- [Requirement]:
From the listing, collect all lines containing the word "screenshot".

- [Information supplied]:
------------
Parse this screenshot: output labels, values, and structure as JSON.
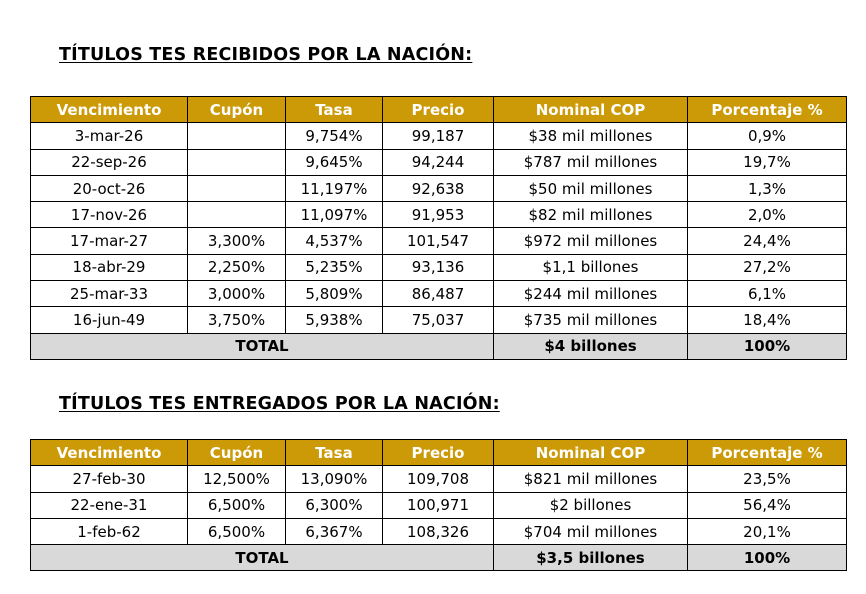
------------
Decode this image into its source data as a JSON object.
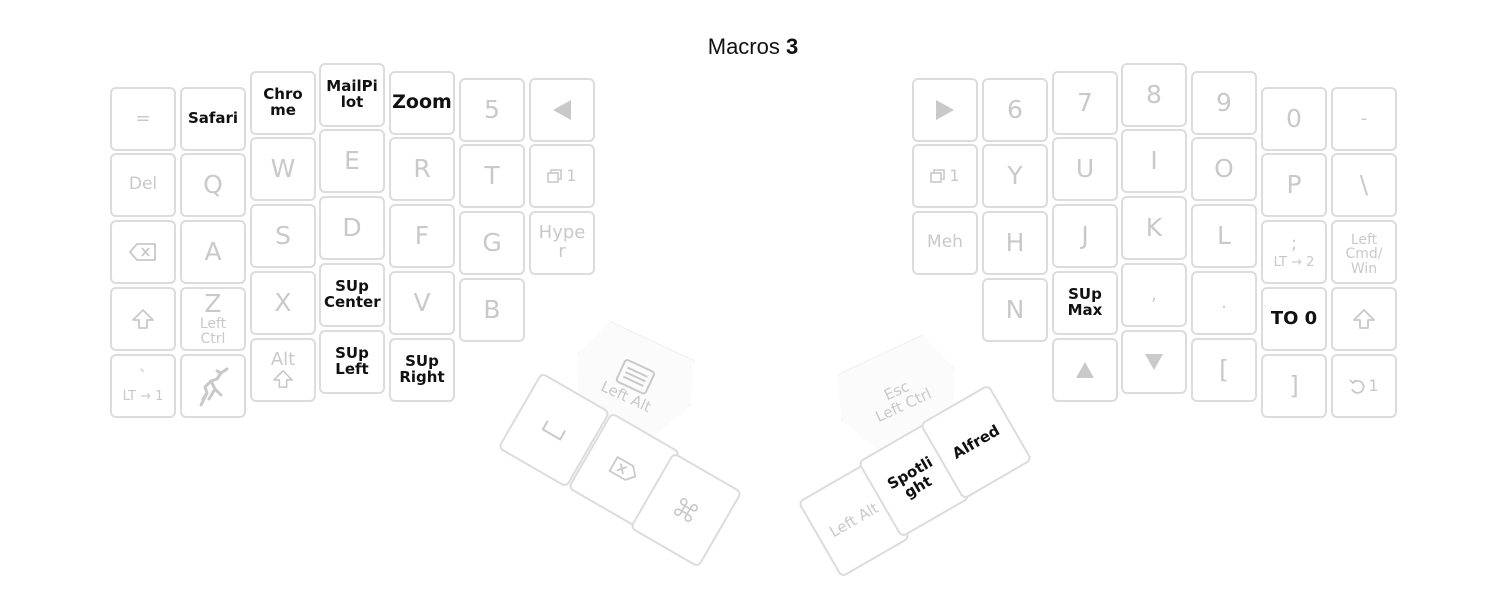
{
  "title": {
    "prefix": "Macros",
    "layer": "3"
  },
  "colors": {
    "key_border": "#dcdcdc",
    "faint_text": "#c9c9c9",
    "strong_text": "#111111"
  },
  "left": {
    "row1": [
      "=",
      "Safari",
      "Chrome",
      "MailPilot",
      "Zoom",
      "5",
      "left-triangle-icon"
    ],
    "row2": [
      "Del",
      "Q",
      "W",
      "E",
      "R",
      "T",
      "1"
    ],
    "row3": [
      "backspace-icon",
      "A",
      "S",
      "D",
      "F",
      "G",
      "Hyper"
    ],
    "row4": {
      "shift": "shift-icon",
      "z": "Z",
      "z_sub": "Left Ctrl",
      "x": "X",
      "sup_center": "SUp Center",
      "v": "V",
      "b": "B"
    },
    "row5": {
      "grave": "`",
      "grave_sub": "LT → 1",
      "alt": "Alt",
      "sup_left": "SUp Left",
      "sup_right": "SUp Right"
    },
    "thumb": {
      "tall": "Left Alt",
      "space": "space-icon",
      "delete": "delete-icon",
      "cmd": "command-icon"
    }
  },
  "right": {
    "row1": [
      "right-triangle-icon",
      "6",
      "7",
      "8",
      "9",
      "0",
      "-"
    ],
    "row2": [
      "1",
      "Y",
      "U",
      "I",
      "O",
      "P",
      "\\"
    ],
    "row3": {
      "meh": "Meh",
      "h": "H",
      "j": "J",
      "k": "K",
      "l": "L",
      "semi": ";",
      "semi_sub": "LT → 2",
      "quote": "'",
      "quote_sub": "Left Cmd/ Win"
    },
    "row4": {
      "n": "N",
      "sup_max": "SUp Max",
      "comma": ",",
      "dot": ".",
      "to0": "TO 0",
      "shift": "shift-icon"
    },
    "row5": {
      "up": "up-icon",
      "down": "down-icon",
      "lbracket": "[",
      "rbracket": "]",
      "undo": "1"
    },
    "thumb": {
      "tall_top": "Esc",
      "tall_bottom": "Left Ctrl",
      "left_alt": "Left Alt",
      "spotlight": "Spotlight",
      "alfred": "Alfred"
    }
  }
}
------------
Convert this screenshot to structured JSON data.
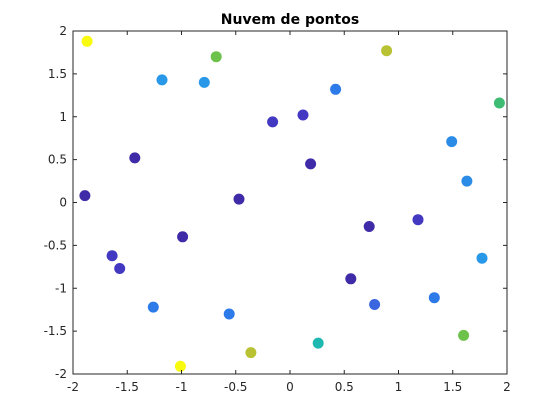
------------
- [Exercise response]:
Parse this screenshot: output labels, values, and structure as JSON.
Convert this screenshot to structured JSON data.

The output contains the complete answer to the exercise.